Material for this exercise:

_ _ _ _ _

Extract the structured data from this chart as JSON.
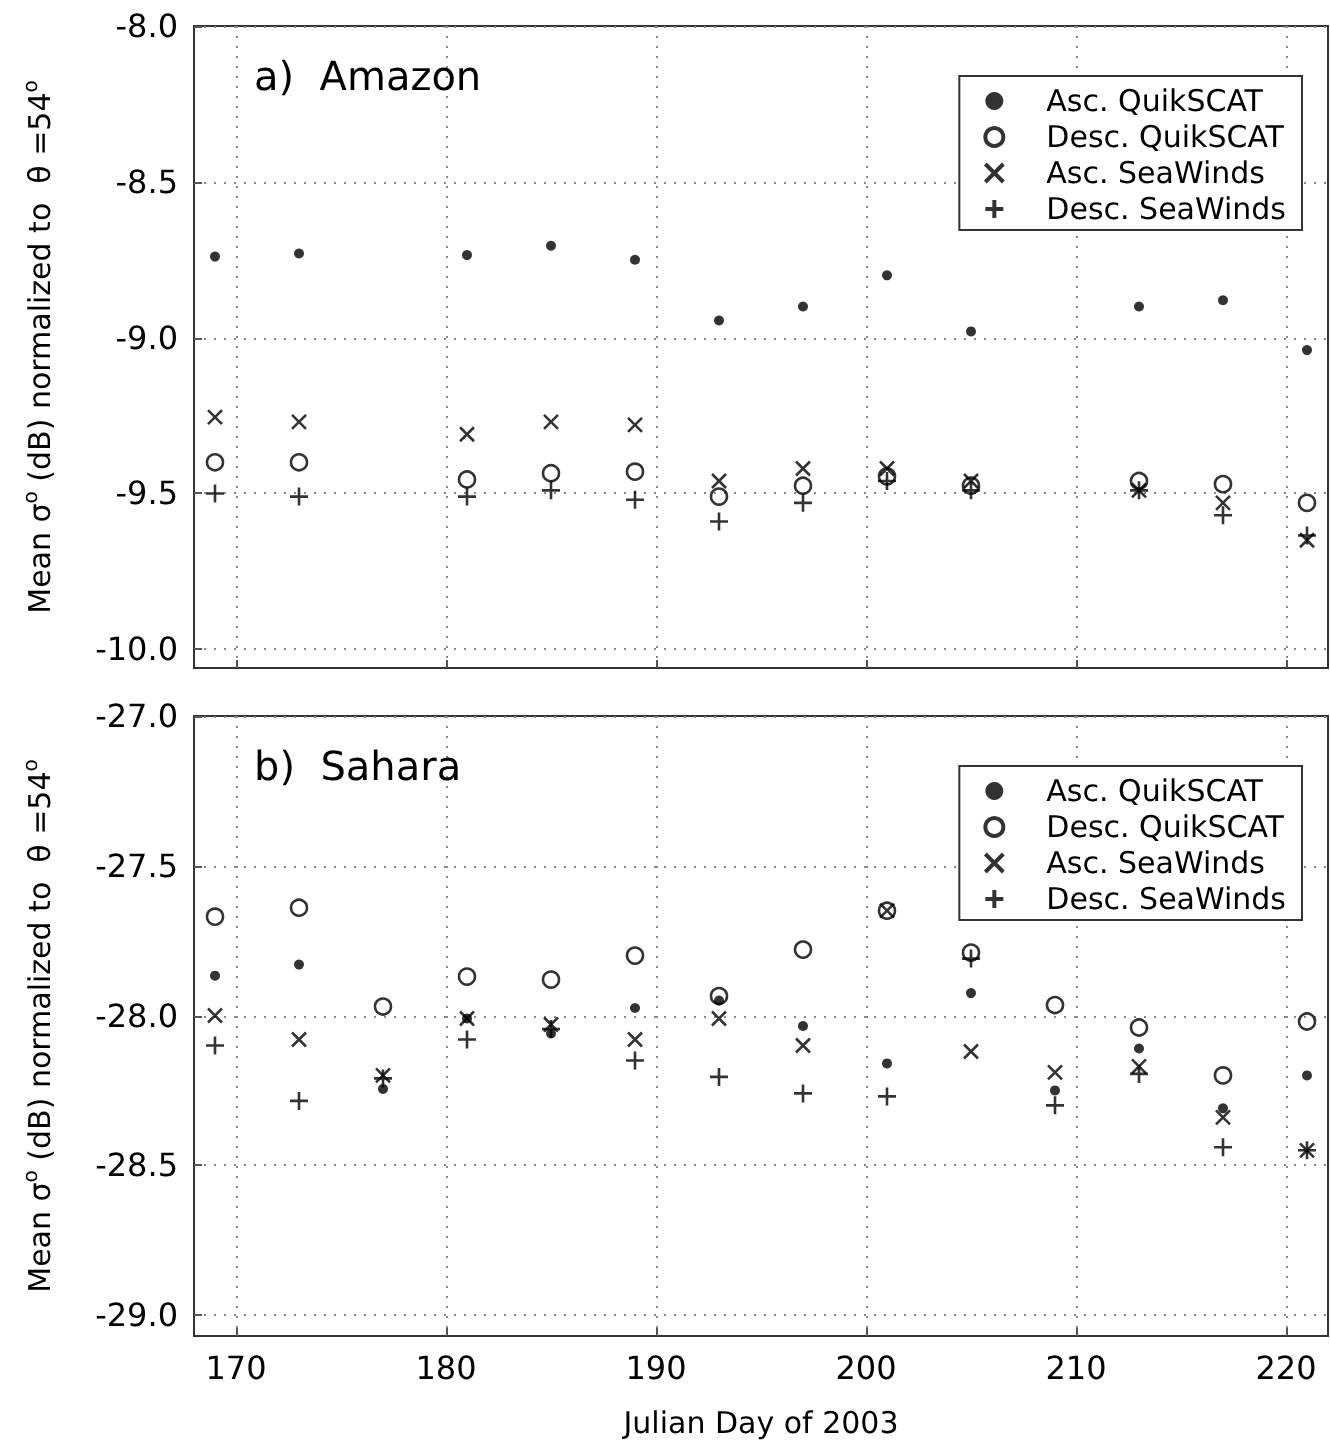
{
  "chart_data": [
    {
      "type": "scatter",
      "title": "a)  Amazon",
      "ylabel": "Mean σ$^{o}$ (dB) normalized to  θ =54$^{o}$",
      "x": [
        169,
        173,
        181,
        185,
        189,
        193,
        197,
        201,
        205,
        213,
        217,
        221
      ],
      "series": [
        {
          "name": "Asc. QuikSCAT",
          "color": "#000000",
          "marker": "circle",
          "values": [
            -8.74,
            -8.73,
            -8.735,
            -8.705,
            -8.75,
            -8.945,
            -8.9,
            -8.8,
            -8.98,
            -8.9,
            -8.88,
            -9.04
          ]
        },
        {
          "name": "Desc. QuikSCAT",
          "color": "#000000",
          "marker": "circle-open",
          "values": [
            -9.4,
            -9.4,
            -9.455,
            -9.435,
            -9.43,
            -9.51,
            -9.475,
            -9.445,
            -9.475,
            -9.46,
            -9.47,
            -9.53
          ]
        },
        {
          "name": "Asc. SeaWinds",
          "color": "#000000",
          "marker": "x",
          "values": [
            -9.255,
            -9.27,
            -9.31,
            -9.27,
            -9.28,
            -9.46,
            -9.42,
            -9.42,
            -9.46,
            -9.49,
            -9.53,
            -9.65
          ]
        },
        {
          "name": "Desc. SeaWinds",
          "color": "#000000",
          "marker": "cross",
          "values": [
            -9.5,
            -9.51,
            -9.51,
            -9.49,
            -9.52,
            -9.59,
            -9.53,
            -9.46,
            -9.49,
            -9.49,
            -9.57,
            -9.635
          ]
        }
      ],
      "xlim": [
        168,
        222
      ],
      "xticks": [
        170,
        180,
        190,
        200,
        210,
        220
      ],
      "ylim": [
        -10.06,
        -8.0
      ],
      "yticks": [
        {
          "value": -8,
          "label": "-8.0"
        },
        -8.5,
        {
          "value": -9,
          "label": "-9.0"
        },
        -9.5,
        {
          "value": -10,
          "label": "-10.0"
        }
      ],
      "grid": true,
      "legend": "top right",
      "tick_labels": "y"
    },
    {
      "type": "scatter",
      "title": "b)  Sahara",
      "ylabel": "Mean σ$^{o}$ (dB) normalized to  θ =54$^{o}$",
      "xlabel": "Julian Day of 2003",
      "x": [
        169,
        173,
        177,
        181,
        185,
        189,
        193,
        197,
        201,
        205,
        209,
        213,
        217,
        221
      ],
      "series": [
        {
          "name": "Asc. QuikSCAT",
          "color": "#000000",
          "marker": "circle",
          "values": [
            -27.867,
            -27.83,
            -28.245,
            -28.01,
            -28.06,
            -27.975,
            -27.95,
            -28.035,
            -28.16,
            -27.925,
            -28.25,
            -28.11,
            -28.31,
            -28.2
          ]
        },
        {
          "name": "Desc. QuikSCAT",
          "color": "#000000",
          "marker": "circle-open",
          "values": [
            -27.67,
            -27.64,
            -27.97,
            -27.87,
            -27.88,
            -27.8,
            -27.935,
            -27.78,
            -27.65,
            -27.79,
            -27.965,
            -28.04,
            -28.2,
            -28.02
          ]
        },
        {
          "name": "Asc. SeaWinds",
          "color": "#000000",
          "marker": "x",
          "values": [
            -28.0,
            -28.08,
            -28.2,
            -28.01,
            -28.03,
            -28.08,
            -28.01,
            -28.1,
            -27.65,
            -28.12,
            -28.19,
            -28.17,
            -28.34,
            -28.45
          ]
        },
        {
          "name": "Desc. SeaWinds",
          "color": "#000000",
          "marker": "cross",
          "values": [
            -28.1,
            -28.285,
            -28.21,
            -28.08,
            -28.045,
            -28.15,
            -28.205,
            -28.26,
            -28.27,
            -27.81,
            -28.3,
            -28.195,
            -28.44,
            -28.45
          ]
        }
      ],
      "xlim": [
        168,
        222
      ],
      "xticks": [
        170,
        180,
        190,
        200,
        210,
        220
      ],
      "ylim": [
        -29.07,
        -27.0
      ],
      "yticks": [
        {
          "value": -27,
          "label": "-27.0"
        },
        -27.5,
        {
          "value": -28,
          "label": "-28.0"
        },
        -28.5,
        {
          "value": -29,
          "label": "-29.0"
        }
      ],
      "grid": true,
      "legend": "top right"
    }
  ]
}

_ _ _ _ _

Exercise prompt: Images do not belong in the copy; reproduce all other parts of the records above verbatim.

The output:
Extract the structured data from this chart as JSON.
{
  "chart_data": [
    {
      "type": "scatter",
      "title": "a)  Amazon",
      "ylabel": "Mean σ$^{o}$ (dB) normalized to  θ =54$^{o}$",
      "x": [
        169,
        173,
        181,
        185,
        189,
        193,
        197,
        201,
        205,
        213,
        217,
        221
      ],
      "series": [
        {
          "name": "Asc. QuikSCAT",
          "color": "#000000",
          "marker": "circle",
          "values": [
            -8.74,
            -8.73,
            -8.735,
            -8.705,
            -8.75,
            -8.945,
            -8.9,
            -8.8,
            -8.98,
            -8.9,
            -8.88,
            -9.04
          ]
        },
        {
          "name": "Desc. QuikSCAT",
          "color": "#000000",
          "marker": "circle-open",
          "values": [
            -9.4,
            -9.4,
            -9.455,
            -9.435,
            -9.43,
            -9.51,
            -9.475,
            -9.445,
            -9.475,
            -9.46,
            -9.47,
            -9.53
          ]
        },
        {
          "name": "Asc. SeaWinds",
          "color": "#000000",
          "marker": "x",
          "values": [
            -9.255,
            -9.27,
            -9.31,
            -9.27,
            -9.28,
            -9.46,
            -9.42,
            -9.42,
            -9.46,
            -9.49,
            -9.53,
            -9.65
          ]
        },
        {
          "name": "Desc. SeaWinds",
          "color": "#000000",
          "marker": "cross",
          "values": [
            -9.5,
            -9.51,
            -9.51,
            -9.49,
            -9.52,
            -9.59,
            -9.53,
            -9.46,
            -9.49,
            -9.49,
            -9.57,
            -9.635
          ]
        }
      ],
      "xlim": [
        168,
        222
      ],
      "xticks": [
        170,
        180,
        190,
        200,
        210,
        220
      ],
      "ylim": [
        -10.06,
        -8.0
      ],
      "yticks": [
        {
          "value": -8,
          "label": "-8.0"
        },
        -8.5,
        {
          "value": -9,
          "label": "-9.0"
        },
        -9.5,
        {
          "value": -10,
          "label": "-10.0"
        }
      ],
      "grid": true,
      "legend": "top right",
      "tick_labels": "y"
    },
    {
      "type": "scatter",
      "title": "b)  Sahara",
      "ylabel": "Mean σ$^{o}$ (dB) normalized to  θ =54$^{o}$",
      "xlabel": "Julian Day of 2003",
      "x": [
        169,
        173,
        177,
        181,
        185,
        189,
        193,
        197,
        201,
        205,
        209,
        213,
        217,
        221
      ],
      "series": [
        {
          "name": "Asc. QuikSCAT",
          "color": "#000000",
          "marker": "circle",
          "values": [
            -27.867,
            -27.83,
            -28.245,
            -28.01,
            -28.06,
            -27.975,
            -27.95,
            -28.035,
            -28.16,
            -27.925,
            -28.25,
            -28.11,
            -28.31,
            -28.2
          ]
        },
        {
          "name": "Desc. QuikSCAT",
          "color": "#000000",
          "marker": "circle-open",
          "values": [
            -27.67,
            -27.64,
            -27.97,
            -27.87,
            -27.88,
            -27.8,
            -27.935,
            -27.78,
            -27.65,
            -27.79,
            -27.965,
            -28.04,
            -28.2,
            -28.02
          ]
        },
        {
          "name": "Asc. SeaWinds",
          "color": "#000000",
          "marker": "x",
          "values": [
            -28.0,
            -28.08,
            -28.2,
            -28.01,
            -28.03,
            -28.08,
            -28.01,
            -28.1,
            -27.65,
            -28.12,
            -28.19,
            -28.17,
            -28.34,
            -28.45
          ]
        },
        {
          "name": "Desc. SeaWinds",
          "color": "#000000",
          "marker": "cross",
          "values": [
            -28.1,
            -28.285,
            -28.21,
            -28.08,
            -28.045,
            -28.15,
            -28.205,
            -28.26,
            -28.27,
            -27.81,
            -28.3,
            -28.195,
            -28.44,
            -28.45
          ]
        }
      ],
      "xlim": [
        168,
        222
      ],
      "xticks": [
        170,
        180,
        190,
        200,
        210,
        220
      ],
      "ylim": [
        -29.07,
        -27.0
      ],
      "yticks": [
        {
          "value": -27,
          "label": "-27.0"
        },
        -27.5,
        {
          "value": -28,
          "label": "-28.0"
        },
        -28.5,
        {
          "value": -29,
          "label": "-29.0"
        }
      ],
      "grid": true,
      "legend": "top right"
    }
  ]
}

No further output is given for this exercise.